- [Task requirements]:
Retype the records below word for word and omit any image.

- [Dataset rows]:

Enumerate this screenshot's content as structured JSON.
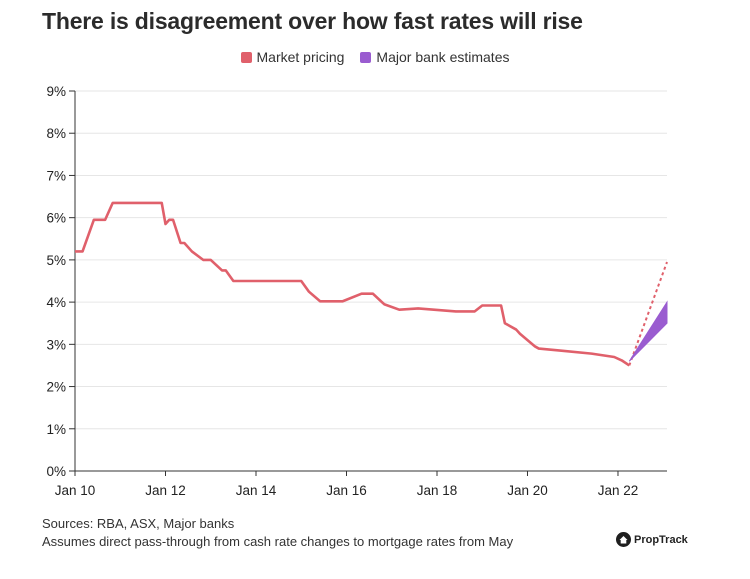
{
  "title": "There is disagreement over how fast rates will rise",
  "legend": [
    {
      "label": "Market pricing",
      "color": "#e0606b"
    },
    {
      "label": "Major bank estimates",
      "color": "#9a5cd0"
    }
  ],
  "footer": {
    "sources": "Sources: RBA, ASX, Major banks",
    "note": "Assumes direct pass-through from cash rate changes to mortgage rates from May"
  },
  "brand": {
    "name": "PropTrack",
    "icon": "house-icon"
  },
  "chart_data": {
    "type": "line",
    "title": "There is disagreement over how fast rates will rise",
    "xlabel": "",
    "ylabel": "",
    "ylim": [
      0,
      9
    ],
    "xlim": [
      "2010-01",
      "2023-02"
    ],
    "x_ticks": [
      "Jan 10",
      "Jan 12",
      "Jan 14",
      "Jan 16",
      "Jan 18",
      "Jan 20",
      "Jan 22"
    ],
    "y_ticks": [
      "0%",
      "1%",
      "2%",
      "3%",
      "4%",
      "5%",
      "6%",
      "7%",
      "8%",
      "9%"
    ],
    "grid": true,
    "legend_position": "top-center",
    "series": [
      {
        "name": "Market pricing",
        "color": "#e0606b",
        "x": [
          "2010-01",
          "2010-03",
          "2010-06",
          "2010-09",
          "2010-11",
          "2011-01",
          "2011-06",
          "2011-12",
          "2012-01",
          "2012-02",
          "2012-03",
          "2012-05",
          "2012-06",
          "2012-08",
          "2012-11",
          "2013-01",
          "2013-04",
          "2013-05",
          "2013-07",
          "2013-08",
          "2014-06",
          "2015-01",
          "2015-03",
          "2015-06",
          "2015-12",
          "2016-05",
          "2016-08",
          "2016-11",
          "2017-03",
          "2017-08",
          "2018-06",
          "2018-11",
          "2019-01",
          "2019-06",
          "2019-07",
          "2019-10",
          "2019-11",
          "2020-03",
          "2020-04",
          "2020-10",
          "2021-06",
          "2021-12",
          "2022-02",
          "2022-04"
        ],
        "values": [
          5.2,
          5.2,
          5.95,
          5.95,
          6.35,
          6.35,
          6.35,
          6.35,
          5.85,
          5.95,
          5.95,
          5.4,
          5.4,
          5.2,
          5.0,
          5.0,
          4.75,
          4.75,
          4.5,
          4.5,
          4.5,
          4.5,
          4.25,
          4.02,
          4.02,
          4.2,
          4.2,
          3.95,
          3.82,
          3.85,
          3.78,
          3.78,
          3.92,
          3.92,
          3.5,
          3.35,
          3.25,
          2.95,
          2.9,
          2.85,
          2.78,
          2.7,
          2.62,
          2.5
        ]
      },
      {
        "name": "Market pricing",
        "style": "dashed",
        "color": "#e0606b",
        "x": [
          "2022-04",
          "2023-02"
        ],
        "values": [
          2.5,
          4.95
        ]
      },
      {
        "name": "Major bank estimates",
        "type": "area",
        "color": "#9a5cd0",
        "x": [
          "2022-04",
          "2023-02"
        ],
        "lower": [
          2.6,
          3.5
        ],
        "upper": [
          2.6,
          4.0
        ]
      }
    ]
  }
}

- [Exercise response]:
Enumerate this screenshot's content as structured JSON.
{
  "title": "There is disagreement over how fast rates will rise",
  "legend": [
    {
      "label": "Market pricing",
      "color": "#e0606b"
    },
    {
      "label": "Major bank estimates",
      "color": "#9a5cd0"
    }
  ],
  "footer": {
    "sources": "Sources: RBA, ASX, Major banks",
    "note": "Assumes direct pass-through from cash rate changes to mortgage rates from May"
  },
  "brand": {
    "name": "PropTrack",
    "icon": "house-icon"
  },
  "chart_data": {
    "type": "line",
    "title": "There is disagreement over how fast rates will rise",
    "xlabel": "",
    "ylabel": "",
    "ylim": [
      0,
      9
    ],
    "xlim": [
      "2010-01",
      "2023-02"
    ],
    "x_ticks": [
      "Jan 10",
      "Jan 12",
      "Jan 14",
      "Jan 16",
      "Jan 18",
      "Jan 20",
      "Jan 22"
    ],
    "y_ticks": [
      "0%",
      "1%",
      "2%",
      "3%",
      "4%",
      "5%",
      "6%",
      "7%",
      "8%",
      "9%"
    ],
    "grid": true,
    "legend_position": "top-center",
    "series": [
      {
        "name": "Market pricing",
        "color": "#e0606b",
        "x": [
          "2010-01",
          "2010-03",
          "2010-06",
          "2010-09",
          "2010-11",
          "2011-01",
          "2011-06",
          "2011-12",
          "2012-01",
          "2012-02",
          "2012-03",
          "2012-05",
          "2012-06",
          "2012-08",
          "2012-11",
          "2013-01",
          "2013-04",
          "2013-05",
          "2013-07",
          "2013-08",
          "2014-06",
          "2015-01",
          "2015-03",
          "2015-06",
          "2015-12",
          "2016-05",
          "2016-08",
          "2016-11",
          "2017-03",
          "2017-08",
          "2018-06",
          "2018-11",
          "2019-01",
          "2019-06",
          "2019-07",
          "2019-10",
          "2019-11",
          "2020-03",
          "2020-04",
          "2020-10",
          "2021-06",
          "2021-12",
          "2022-02",
          "2022-04"
        ],
        "values": [
          5.2,
          5.2,
          5.95,
          5.95,
          6.35,
          6.35,
          6.35,
          6.35,
          5.85,
          5.95,
          5.95,
          5.4,
          5.4,
          5.2,
          5.0,
          5.0,
          4.75,
          4.75,
          4.5,
          4.5,
          4.5,
          4.5,
          4.25,
          4.02,
          4.02,
          4.2,
          4.2,
          3.95,
          3.82,
          3.85,
          3.78,
          3.78,
          3.92,
          3.92,
          3.5,
          3.35,
          3.25,
          2.95,
          2.9,
          2.85,
          2.78,
          2.7,
          2.62,
          2.5
        ]
      },
      {
        "name": "Market pricing",
        "style": "dashed",
        "color": "#e0606b",
        "x": [
          "2022-04",
          "2023-02"
        ],
        "values": [
          2.5,
          4.95
        ]
      },
      {
        "name": "Major bank estimates",
        "type": "area",
        "color": "#9a5cd0",
        "x": [
          "2022-04",
          "2023-02"
        ],
        "lower": [
          2.6,
          3.5
        ],
        "upper": [
          2.6,
          4.0
        ]
      }
    ]
  }
}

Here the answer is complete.